» REQUEST: Copy the data word for word, keeping every line.

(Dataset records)

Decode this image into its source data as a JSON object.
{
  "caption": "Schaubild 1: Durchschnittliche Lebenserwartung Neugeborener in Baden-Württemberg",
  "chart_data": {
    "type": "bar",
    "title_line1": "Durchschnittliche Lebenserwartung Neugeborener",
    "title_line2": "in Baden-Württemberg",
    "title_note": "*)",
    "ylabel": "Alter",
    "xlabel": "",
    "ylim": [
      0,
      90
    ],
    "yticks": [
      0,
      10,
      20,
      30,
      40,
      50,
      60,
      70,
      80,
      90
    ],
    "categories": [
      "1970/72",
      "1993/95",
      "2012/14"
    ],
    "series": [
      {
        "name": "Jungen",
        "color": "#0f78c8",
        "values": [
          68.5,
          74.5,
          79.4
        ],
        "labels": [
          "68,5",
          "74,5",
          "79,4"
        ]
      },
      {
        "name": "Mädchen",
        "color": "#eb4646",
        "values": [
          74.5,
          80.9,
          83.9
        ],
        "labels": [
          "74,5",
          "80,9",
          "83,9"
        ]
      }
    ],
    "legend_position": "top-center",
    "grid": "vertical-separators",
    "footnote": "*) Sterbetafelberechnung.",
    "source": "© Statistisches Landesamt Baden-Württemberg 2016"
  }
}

» SOLUTION TO THIS EXERCISE:
Decode this image into its source data as a JSON object.
{
  "caption": "Schaubild 1: Durchschnittliche Lebenserwartung Neugeborener in Baden-Württemberg",
  "chart_data": {
    "type": "bar",
    "title_line1": "Durchschnittliche Lebenserwartung Neugeborener",
    "title_line2": "in Baden-Württemberg",
    "title_note": "*)",
    "ylabel": "Alter",
    "xlabel": "",
    "ylim": [
      0,
      90
    ],
    "yticks": [
      0,
      10,
      20,
      30,
      40,
      50,
      60,
      70,
      80,
      90
    ],
    "categories": [
      "1970/72",
      "1993/95",
      "2012/14"
    ],
    "series": [
      {
        "name": "Jungen",
        "color": "#0f78c8",
        "values": [
          68.5,
          74.5,
          79.4
        ],
        "labels": [
          "68,5",
          "74,5",
          "79,4"
        ]
      },
      {
        "name": "Mädchen",
        "color": "#eb4646",
        "values": [
          74.5,
          80.9,
          83.9
        ],
        "labels": [
          "74,5",
          "80,9",
          "83,9"
        ]
      }
    ],
    "legend_position": "top-center",
    "grid": "vertical-separators",
    "footnote": "*) Sterbetafelberechnung.",
    "source": "© Statistisches Landesamt Baden-Württemberg 2016"
  }
}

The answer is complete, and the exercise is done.